[Collected data entries]
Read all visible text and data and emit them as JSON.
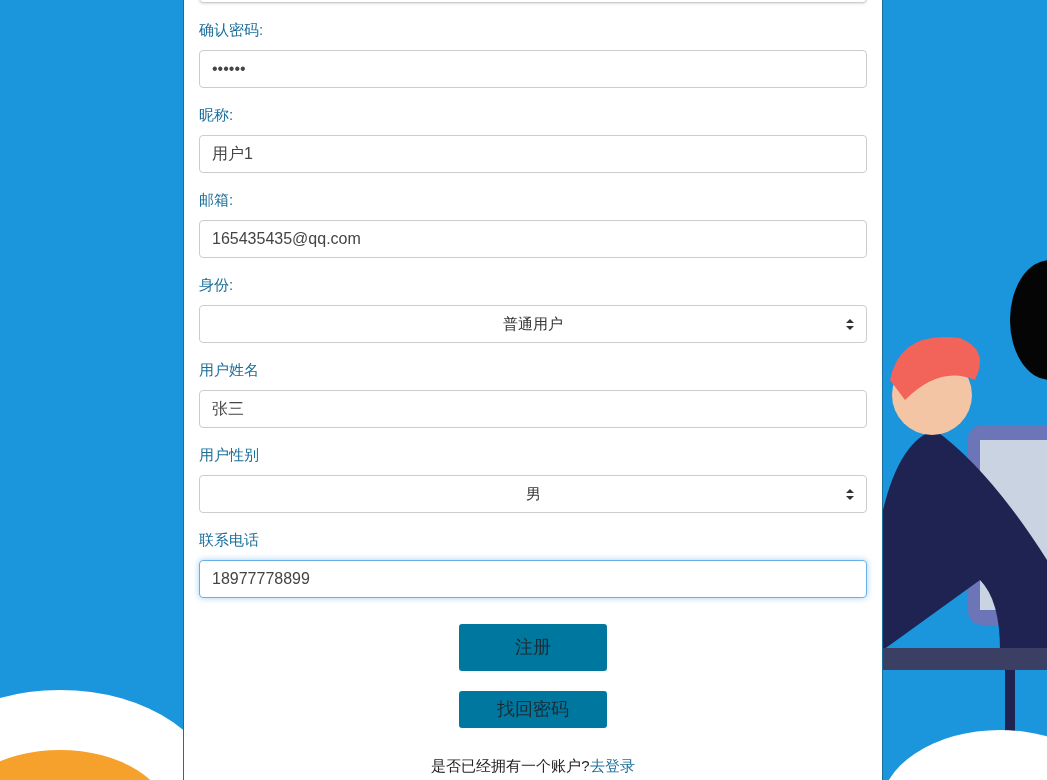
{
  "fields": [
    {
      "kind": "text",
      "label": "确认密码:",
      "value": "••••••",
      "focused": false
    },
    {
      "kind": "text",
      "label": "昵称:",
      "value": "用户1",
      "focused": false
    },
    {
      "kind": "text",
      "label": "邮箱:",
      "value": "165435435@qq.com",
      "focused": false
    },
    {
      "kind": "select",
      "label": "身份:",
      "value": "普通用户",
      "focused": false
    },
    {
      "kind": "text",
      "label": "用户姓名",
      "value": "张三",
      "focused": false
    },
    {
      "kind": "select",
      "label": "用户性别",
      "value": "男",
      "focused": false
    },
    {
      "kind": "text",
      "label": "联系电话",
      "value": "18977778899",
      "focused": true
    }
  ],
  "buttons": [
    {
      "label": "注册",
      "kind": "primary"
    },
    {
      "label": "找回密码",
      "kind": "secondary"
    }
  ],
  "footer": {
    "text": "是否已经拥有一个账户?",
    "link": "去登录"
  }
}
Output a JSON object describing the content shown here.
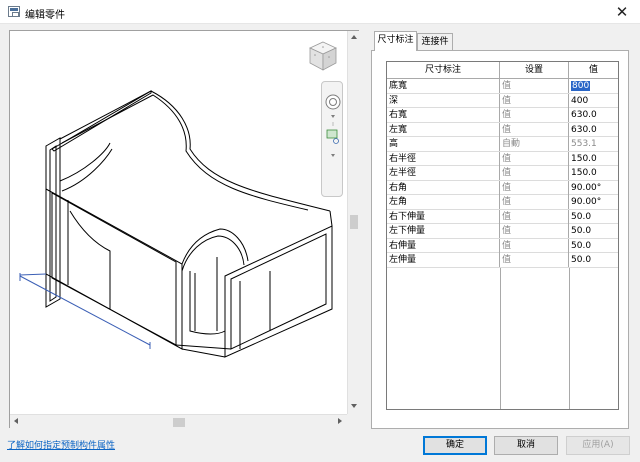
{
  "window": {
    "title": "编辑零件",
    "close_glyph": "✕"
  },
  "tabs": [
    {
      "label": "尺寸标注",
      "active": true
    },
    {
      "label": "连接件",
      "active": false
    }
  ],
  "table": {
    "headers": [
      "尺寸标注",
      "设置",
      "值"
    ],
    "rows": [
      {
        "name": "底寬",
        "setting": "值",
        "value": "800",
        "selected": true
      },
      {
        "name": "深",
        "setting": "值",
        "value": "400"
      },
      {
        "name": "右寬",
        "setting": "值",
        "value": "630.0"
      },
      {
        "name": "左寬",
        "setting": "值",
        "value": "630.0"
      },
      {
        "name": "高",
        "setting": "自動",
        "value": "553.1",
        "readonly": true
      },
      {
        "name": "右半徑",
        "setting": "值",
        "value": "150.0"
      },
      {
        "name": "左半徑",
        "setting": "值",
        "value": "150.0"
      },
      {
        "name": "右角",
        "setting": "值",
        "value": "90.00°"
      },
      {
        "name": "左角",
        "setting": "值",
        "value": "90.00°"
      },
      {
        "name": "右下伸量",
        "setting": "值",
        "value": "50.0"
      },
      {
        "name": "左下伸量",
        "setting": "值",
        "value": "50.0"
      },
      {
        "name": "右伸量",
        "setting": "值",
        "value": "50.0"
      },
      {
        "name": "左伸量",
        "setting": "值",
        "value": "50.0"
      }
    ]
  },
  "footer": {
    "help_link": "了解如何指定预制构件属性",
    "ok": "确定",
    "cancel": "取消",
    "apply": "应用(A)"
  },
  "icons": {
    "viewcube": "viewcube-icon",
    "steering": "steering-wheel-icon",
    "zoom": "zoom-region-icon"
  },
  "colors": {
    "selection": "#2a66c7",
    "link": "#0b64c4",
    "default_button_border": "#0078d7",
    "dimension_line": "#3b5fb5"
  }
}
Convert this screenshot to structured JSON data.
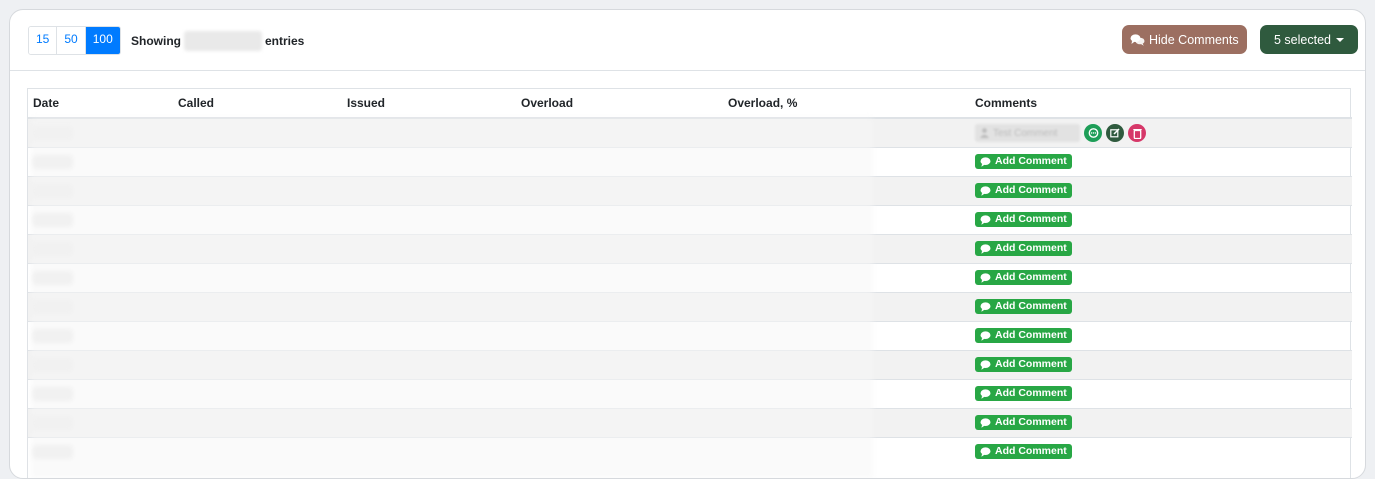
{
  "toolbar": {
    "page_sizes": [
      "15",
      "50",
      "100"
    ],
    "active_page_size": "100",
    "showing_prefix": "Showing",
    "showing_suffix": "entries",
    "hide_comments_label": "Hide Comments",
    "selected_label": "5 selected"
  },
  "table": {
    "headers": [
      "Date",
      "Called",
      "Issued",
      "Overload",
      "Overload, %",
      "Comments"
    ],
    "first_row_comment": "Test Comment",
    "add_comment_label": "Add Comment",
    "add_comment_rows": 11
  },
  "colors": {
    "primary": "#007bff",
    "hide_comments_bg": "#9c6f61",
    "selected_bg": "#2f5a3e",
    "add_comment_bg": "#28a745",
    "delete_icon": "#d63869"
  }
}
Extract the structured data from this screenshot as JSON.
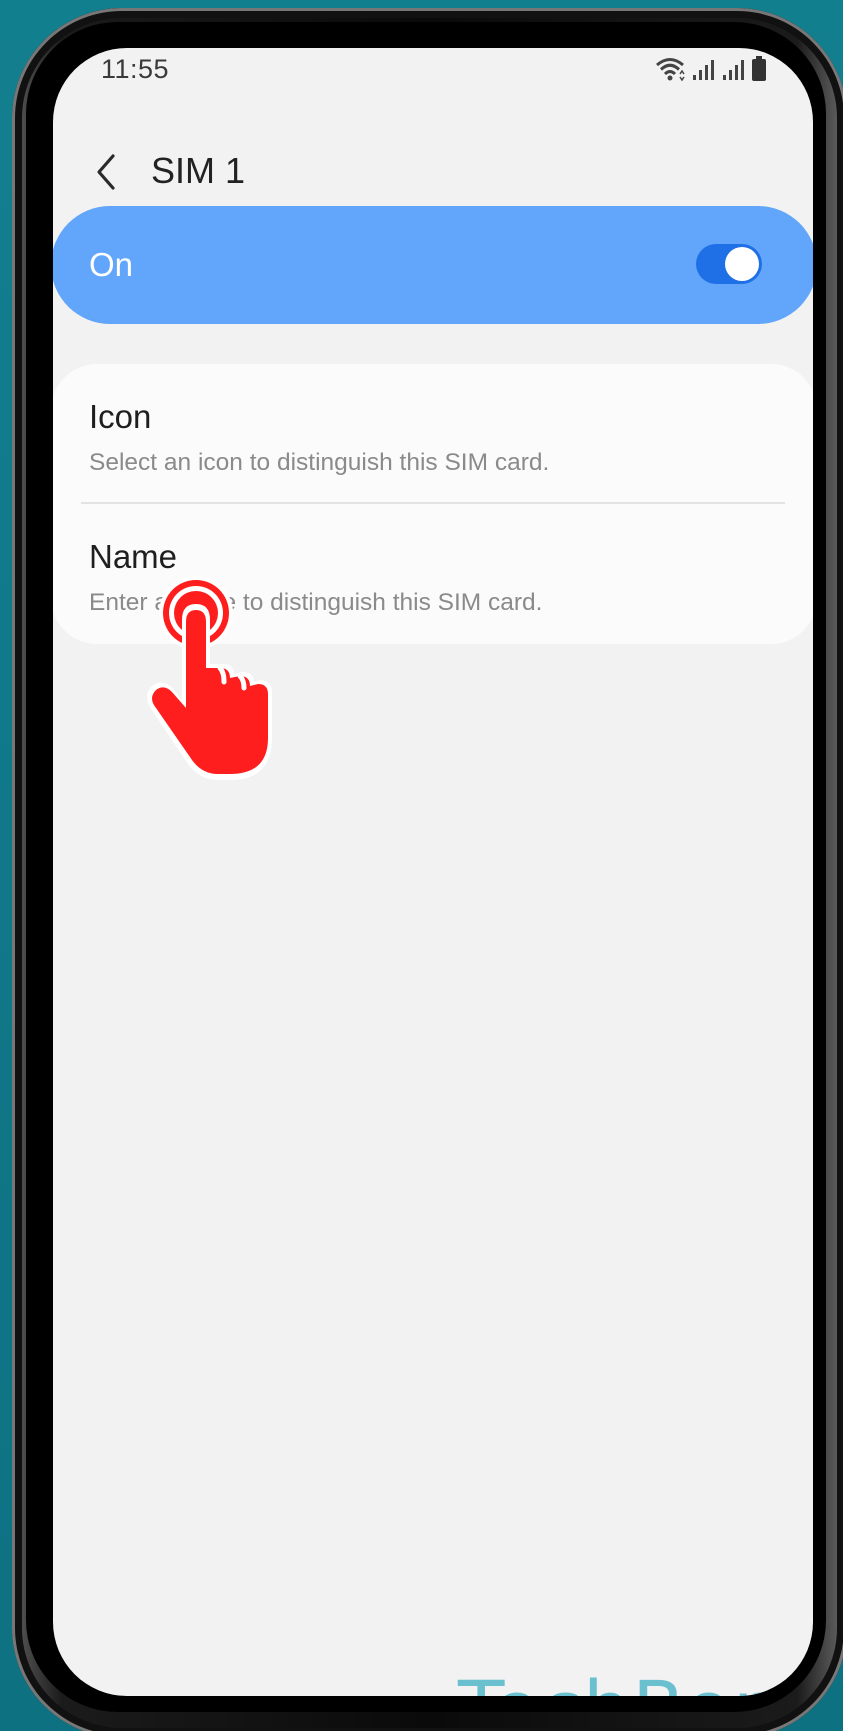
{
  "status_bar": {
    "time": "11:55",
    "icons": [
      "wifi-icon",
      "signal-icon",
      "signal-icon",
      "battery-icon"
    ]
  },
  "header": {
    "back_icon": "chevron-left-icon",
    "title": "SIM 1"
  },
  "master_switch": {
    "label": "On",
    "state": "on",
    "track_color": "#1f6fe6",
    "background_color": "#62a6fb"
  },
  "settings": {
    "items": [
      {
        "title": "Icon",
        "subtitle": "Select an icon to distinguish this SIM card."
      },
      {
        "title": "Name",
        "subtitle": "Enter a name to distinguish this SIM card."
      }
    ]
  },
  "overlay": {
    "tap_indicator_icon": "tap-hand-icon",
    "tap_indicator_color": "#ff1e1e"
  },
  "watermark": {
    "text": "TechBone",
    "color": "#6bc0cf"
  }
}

### WHAT TO WORK ON
Find "distinguish". Copy every line it occurs in.

### SOLUTION BELOW
        "subtitle": "Select an icon to distinguish this SIM card."
        "subtitle": "Enter a name to distinguish this SIM card."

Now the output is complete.